» Your objective
Write every line out verbatim and omit the pictures.

» Data provided
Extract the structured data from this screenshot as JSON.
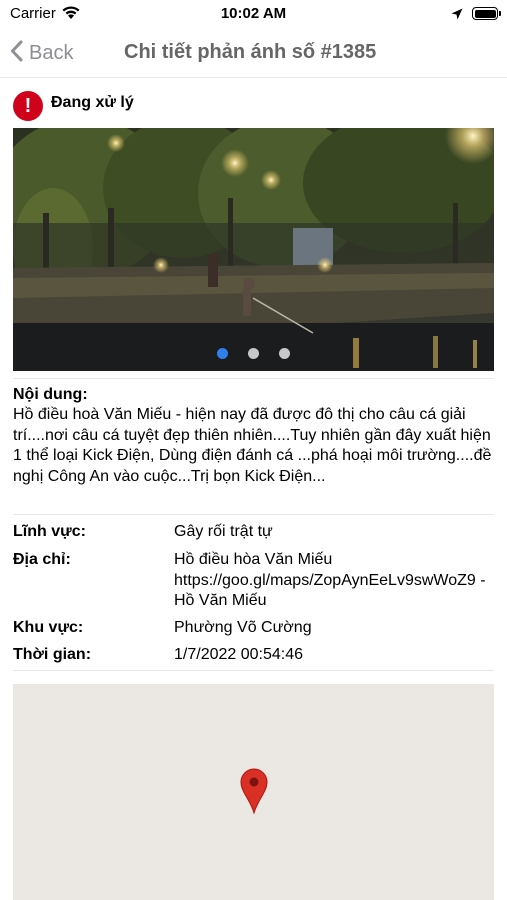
{
  "status_bar": {
    "carrier": "Carrier",
    "time": "10:02 AM",
    "wifi_icon": "wifi-icon",
    "location_icon": "location-arrow-icon",
    "battery_icon": "battery-icon"
  },
  "nav": {
    "back_label": "Back",
    "title": "Chi tiết phản ánh số #1385",
    "back_icon": "chevron-left-icon"
  },
  "report": {
    "status_label": "Đang xử lý",
    "status_icon": "exclamation-circle-icon",
    "status_color": "#d0021b",
    "photo": {
      "total": 3,
      "current": 1,
      "active_dot_color": "#2f80ed"
    },
    "content_label": "Nội dung:",
    "content_text": "Hồ điều hoà Văn Miếu - hiện nay đã được đô thị cho câu cá giải trí....nơi câu cá tuyệt đẹp thiên nhiên....Tuy nhiên gần đây xuất hiện 1 thể loại Kick Điện, Dùng điện đánh cá ...phá hoại môi trường....đề nghị Công An vào cuộc...Trị bọn Kick Điện...",
    "fields": {
      "field_label": "Lĩnh vực:",
      "field_value": "Gây rối trật tự",
      "address_label": "Địa chỉ:",
      "address_value": "Hồ điều hòa Văn Miếu https://goo.gl/maps/ZopAynEeLv9swWoZ9 - Hồ Văn Miếu",
      "area_label": "Khu vực:",
      "area_value": "Phường Võ Cường",
      "time_label": "Thời gian:",
      "time_value": "1/7/2022 00:54:46"
    },
    "map": {
      "pin_icon": "map-pin-icon",
      "pin_color": "#d93025"
    }
  }
}
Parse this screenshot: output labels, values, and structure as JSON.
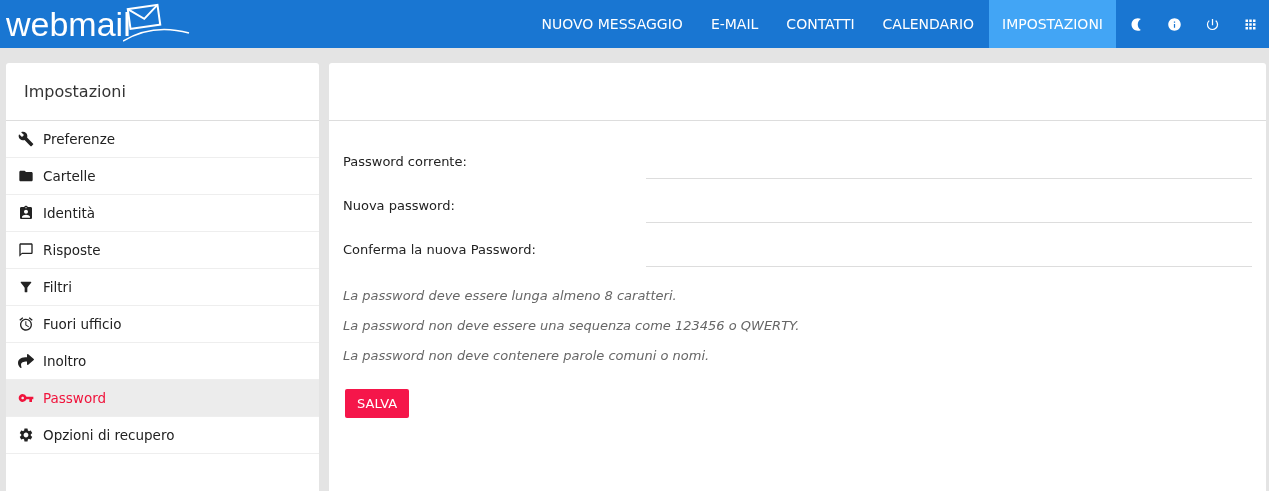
{
  "header": {
    "logo": "webmail",
    "nav": [
      {
        "label": "NUOVO MESSAGGIO",
        "selected": false
      },
      {
        "label": "E-MAIL",
        "selected": false
      },
      {
        "label": "CONTATTI",
        "selected": false
      },
      {
        "label": "CALENDARIO",
        "selected": false
      },
      {
        "label": "IMPOSTAZIONI",
        "selected": true
      }
    ]
  },
  "sidebar": {
    "title": "Impostazioni",
    "items": [
      {
        "label": "Preferenze",
        "selected": false
      },
      {
        "label": "Cartelle",
        "selected": false
      },
      {
        "label": "Identità",
        "selected": false
      },
      {
        "label": "Risposte",
        "selected": false
      },
      {
        "label": "Filtri",
        "selected": false
      },
      {
        "label": "Fuori ufficio",
        "selected": false
      },
      {
        "label": "Inoltro",
        "selected": false
      },
      {
        "label": "Password",
        "selected": true
      },
      {
        "label": "Opzioni di recupero",
        "selected": false
      }
    ]
  },
  "form": {
    "fields": [
      {
        "label": "Password corrente:"
      },
      {
        "label": "Nuova password:"
      },
      {
        "label": "Conferma la nuova Password:"
      }
    ],
    "hints": [
      "La password deve essere lunga almeno 8 caratteri.",
      "La password non deve essere una sequenza come 123456 o QWERTY.",
      "La password non deve contenere parole comuni o nomi."
    ],
    "save_button": "SALVA"
  }
}
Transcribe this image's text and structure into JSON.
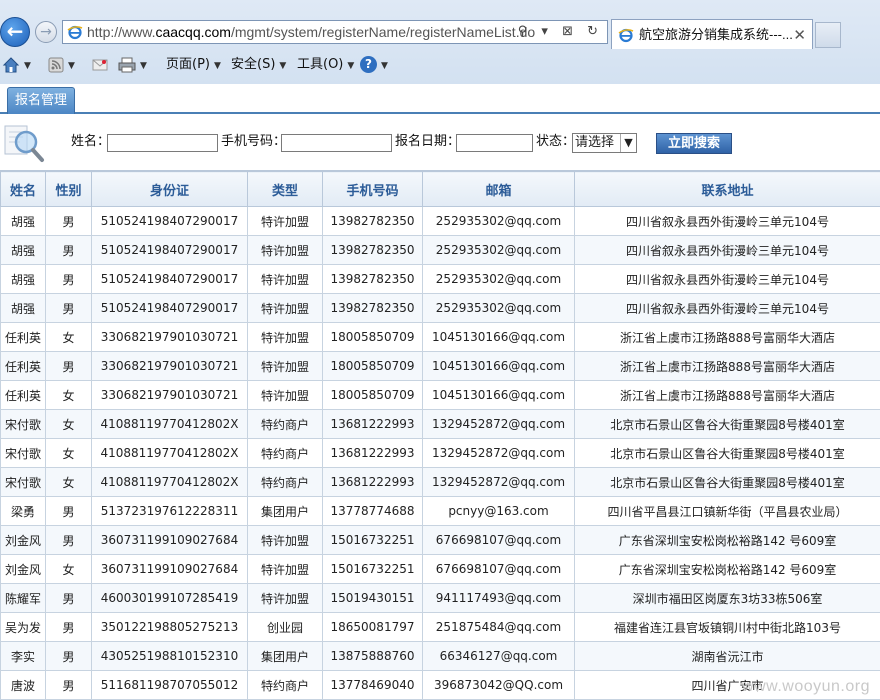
{
  "browser": {
    "url_prefix": "http://www.",
    "url_domain": "caacqq.com",
    "url_path": "/mgmt/system/registerName/registerNameList.do",
    "address_icons": "⚲ ▾ ⊠ ↻",
    "tab_title": "航空旅游分销集成系统---...",
    "tab_close": "✕",
    "back": "←",
    "forward": "→",
    "menu": {
      "page": "页面(P)",
      "safety": "安全(S)",
      "tools": "工具(O)",
      "help": "?"
    }
  },
  "app": {
    "tab_label": "报名管理"
  },
  "search": {
    "name_label": "姓名：",
    "phone_label": "手机号码：",
    "date_label": "报名日期：",
    "status_label": "状态：",
    "status_value": "请选择",
    "button_label": "立即搜索"
  },
  "table": {
    "headers": [
      "姓名",
      "性别",
      "身份证",
      "类型",
      "手机号码",
      "邮箱",
      "联系地址"
    ],
    "rows": [
      [
        "胡强",
        "男",
        "510524198407290017",
        "特许加盟",
        "13982782350",
        "252935302@qq.com",
        "四川省叙永县西外街漫岭三单元104号"
      ],
      [
        "胡强",
        "男",
        "510524198407290017",
        "特许加盟",
        "13982782350",
        "252935302@qq.com",
        "四川省叙永县西外街漫岭三单元104号"
      ],
      [
        "胡强",
        "男",
        "510524198407290017",
        "特许加盟",
        "13982782350",
        "252935302@qq.com",
        "四川省叙永县西外街漫岭三单元104号"
      ],
      [
        "胡强",
        "男",
        "510524198407290017",
        "特许加盟",
        "13982782350",
        "252935302@qq.com",
        "四川省叙永县西外街漫岭三单元104号"
      ],
      [
        "任利英",
        "女",
        "330682197901030721",
        "特许加盟",
        "18005850709",
        "1045130166@qq.com",
        "浙江省上虞市江扬路888号富丽华大酒店"
      ],
      [
        "任利英",
        "男",
        "330682197901030721",
        "特许加盟",
        "18005850709",
        "1045130166@qq.com",
        "浙江省上虞市江扬路888号富丽华大酒店"
      ],
      [
        "任利英",
        "女",
        "330682197901030721",
        "特许加盟",
        "18005850709",
        "1045130166@qq.com",
        "浙江省上虞市江扬路888号富丽华大酒店"
      ],
      [
        "宋付歌",
        "女",
        "41088119770412802X",
        "特约商户",
        "13681222993",
        "1329452872@qq.com",
        "北京市石景山区鲁谷大街重聚园8号楼401室"
      ],
      [
        "宋付歌",
        "女",
        "41088119770412802X",
        "特约商户",
        "13681222993",
        "1329452872@qq.com",
        "北京市石景山区鲁谷大街重聚园8号楼401室"
      ],
      [
        "宋付歌",
        "女",
        "41088119770412802X",
        "特约商户",
        "13681222993",
        "1329452872@qq.com",
        "北京市石景山区鲁谷大街重聚园8号楼401室"
      ],
      [
        "梁勇",
        "男",
        "513723197612228311",
        "集团用户",
        "13778774688",
        "pcnyy@163.com",
        "四川省平昌县江口镇新华街（平昌县农业局）"
      ],
      [
        "刘金风",
        "男",
        "360731199109027684",
        "特许加盟",
        "15016732251",
        "676698107@qq.com",
        "广东省深圳宝安松岗松裕路142 号609室"
      ],
      [
        "刘金风",
        "女",
        "360731199109027684",
        "特许加盟",
        "15016732251",
        "676698107@qq.com",
        "广东省深圳宝安松岗松裕路142 号609室"
      ],
      [
        "陈耀军",
        "男",
        "460030199107285419",
        "特许加盟",
        "15019430151",
        "941117493@qq.com",
        "深圳市福田区岗厦东3坊33栋506室"
      ],
      [
        "吴为发",
        "男",
        "350122198805275213",
        "创业园",
        "18650081797",
        "251875484@qq.com",
        "福建省连江县官坂镇铜川村中街北路103号"
      ],
      [
        "李实",
        "男",
        "430525198810152310",
        "集团用户",
        "13875888760",
        "66346127@qq.com",
        "湖南省沅江市"
      ],
      [
        "唐波",
        "男",
        "511681198707055012",
        "特约商户",
        "13778469040",
        "396873042@QQ.com",
        "四川省广安市"
      ]
    ]
  },
  "watermark": "www.wooyun.org",
  "colors": {
    "header_text": "#2c5c98",
    "button": "#2f62a6",
    "tab": "#4c86c4"
  }
}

» Response to the task
Extract the structured data from this screenshot as JSON.
{
  "status_bar": {
    "carrier": "Carrier",
    "time": "10:02 AM",
    "wifi_icon": "wifi-icon",
    "location_icon": "location-arrow-icon",
    "battery_icon": "battery-icon"
  },
  "nav": {
    "back_label": "Back",
    "title": "Chi tiết phản ánh số #1385",
    "back_icon": "chevron-left-icon"
  },
  "report": {
    "status_label": "Đang xử lý",
    "status_icon": "exclamation-circle-icon",
    "status_color": "#d0021b",
    "photo": {
      "total": 3,
      "current": 1,
      "active_dot_color": "#2f80ed"
    },
    "content_label": "Nội dung:",
    "content_text": "Hồ điều hoà Văn Miếu - hiện nay đã được đô thị cho câu cá giải trí....nơi câu cá tuyệt đẹp thiên nhiên....Tuy nhiên gần đây xuất hiện 1 thể loại Kick Điện, Dùng điện đánh cá ...phá hoại môi trường....đề nghị Công An vào cuộc...Trị bọn Kick Điện...",
    "fields": {
      "field_label": "Lĩnh vực:",
      "field_value": "Gây rối trật tự",
      "address_label": "Địa chỉ:",
      "address_value": "Hồ điều hòa Văn Miếu https://goo.gl/maps/ZopAynEeLv9swWoZ9 - Hồ Văn Miếu",
      "area_label": "Khu vực:",
      "area_value": "Phường Võ Cường",
      "time_label": "Thời gian:",
      "time_value": "1/7/2022 00:54:46"
    },
    "map": {
      "pin_icon": "map-pin-icon",
      "pin_color": "#d93025"
    }
  }
}
Parse this screenshot: output labels, values, and structure as JSON.
{
  "header": {
    "logo": "webmail",
    "nav": [
      {
        "label": "NUOVO MESSAGGIO",
        "selected": false
      },
      {
        "label": "E-MAIL",
        "selected": false
      },
      {
        "label": "CONTATTI",
        "selected": false
      },
      {
        "label": "CALENDARIO",
        "selected": false
      },
      {
        "label": "IMPOSTAZIONI",
        "selected": true
      }
    ]
  },
  "sidebar": {
    "title": "Impostazioni",
    "items": [
      {
        "label": "Preferenze",
        "selected": false
      },
      {
        "label": "Cartelle",
        "selected": false
      },
      {
        "label": "Identità",
        "selected": false
      },
      {
        "label": "Risposte",
        "selected": false
      },
      {
        "label": "Filtri",
        "selected": false
      },
      {
        "label": "Fuori ufficio",
        "selected": false
      },
      {
        "label": "Inoltro",
        "selected": false
      },
      {
        "label": "Password",
        "selected": true
      },
      {
        "label": "Opzioni di recupero",
        "selected": false
      }
    ]
  },
  "form": {
    "fields": [
      {
        "label": "Password corrente:"
      },
      {
        "label": "Nuova password:"
      },
      {
        "label": "Conferma la nuova Password:"
      }
    ],
    "hints": [
      "La password deve essere lunga almeno 8 caratteri.",
      "La password non deve essere una sequenza come 123456 o QWERTY.",
      "La password non deve contenere parole comuni o nomi."
    ],
    "save_button": "SALVA"
  }
}
Transcribe this image's text and structure into JSON.
{
  "browser": {
    "url_prefix": "http://www.",
    "url_domain": "caacqq.com",
    "url_path": "/mgmt/system/registerName/registerNameList.do",
    "address_icons": "⚲ ▾ ⊠ ↻",
    "tab_title": "航空旅游分销集成系统---...",
    "tab_close": "✕",
    "back": "←",
    "forward": "→",
    "menu": {
      "page": "页面(P)",
      "safety": "安全(S)",
      "tools": "工具(O)",
      "help": "?"
    }
  },
  "app": {
    "tab_label": "报名管理"
  },
  "search": {
    "name_label": "姓名：",
    "phone_label": "手机号码：",
    "date_label": "报名日期：",
    "status_label": "状态：",
    "status_value": "请选择",
    "button_label": "立即搜索"
  },
  "table": {
    "headers": [
      "姓名",
      "性别",
      "身份证",
      "类型",
      "手机号码",
      "邮箱",
      "联系地址"
    ],
    "rows": [
      [
        "胡强",
        "男",
        "510524198407290017",
        "特许加盟",
        "13982782350",
        "252935302@qq.com",
        "四川省叙永县西外街漫岭三单元104号"
      ],
      [
        "胡强",
        "男",
        "510524198407290017",
        "特许加盟",
        "13982782350",
        "252935302@qq.com",
        "四川省叙永县西外街漫岭三单元104号"
      ],
      [
        "胡强",
        "男",
        "510524198407290017",
        "特许加盟",
        "13982782350",
        "252935302@qq.com",
        "四川省叙永县西外街漫岭三单元104号"
      ],
      [
        "胡强",
        "男",
        "510524198407290017",
        "特许加盟",
        "13982782350",
        "252935302@qq.com",
        "四川省叙永县西外街漫岭三单元104号"
      ],
      [
        "任利英",
        "女",
        "330682197901030721",
        "特许加盟",
        "18005850709",
        "1045130166@qq.com",
        "浙江省上虞市江扬路888号富丽华大酒店"
      ],
      [
        "任利英",
        "男",
        "330682197901030721",
        "特许加盟",
        "18005850709",
        "1045130166@qq.com",
        "浙江省上虞市江扬路888号富丽华大酒店"
      ],
      [
        "任利英",
        "女",
        "330682197901030721",
        "特许加盟",
        "18005850709",
        "1045130166@qq.com",
        "浙江省上虞市江扬路888号富丽华大酒店"
      ],
      [
        "宋付歌",
        "女",
        "41088119770412802X",
        "特约商户",
        "13681222993",
        "1329452872@qq.com",
        "北京市石景山区鲁谷大街重聚园8号楼401室"
      ],
      [
        "宋付歌",
        "女",
        "41088119770412802X",
        "特约商户",
        "13681222993",
        "1329452872@qq.com",
        "北京市石景山区鲁谷大街重聚园8号楼401室"
      ],
      [
        "宋付歌",
        "女",
        "41088119770412802X",
        "特约商户",
        "13681222993",
        "1329452872@qq.com",
        "北京市石景山区鲁谷大街重聚园8号楼401室"
      ],
      [
        "梁勇",
        "男",
        "513723197612228311",
        "集团用户",
        "13778774688",
        "pcnyy@163.com",
        "四川省平昌县江口镇新华街（平昌县农业局）"
      ],
      [
        "刘金风",
        "男",
        "360731199109027684",
        "特许加盟",
        "15016732251",
        "676698107@qq.com",
        "广东省深圳宝安松岗松裕路142 号609室"
      ],
      [
        "刘金风",
        "女",
        "360731199109027684",
        "特许加盟",
        "15016732251",
        "676698107@qq.com",
        "广东省深圳宝安松岗松裕路142 号609室"
      ],
      [
        "陈耀军",
        "男",
        "460030199107285419",
        "特许加盟",
        "15019430151",
        "941117493@qq.com",
        "深圳市福田区岗厦东3坊33栋506室"
      ],
      [
        "吴为发",
        "男",
        "350122198805275213",
        "创业园",
        "18650081797",
        "251875484@qq.com",
        "福建省连江县官坂镇铜川村中街北路103号"
      ],
      [
        "李实",
        "男",
        "430525198810152310",
        "集团用户",
        "13875888760",
        "66346127@qq.com",
        "湖南省沅江市"
      ],
      [
        "唐波",
        "男",
        "511681198707055012",
        "特约商户",
        "13778469040",
        "396873042@QQ.com",
        "四川省广安市"
      ]
    ]
  },
  "watermark": "www.wooyun.org",
  "colors": {
    "header_text": "#2c5c98",
    "button": "#2f62a6",
    "tab": "#4c86c4"
  }
}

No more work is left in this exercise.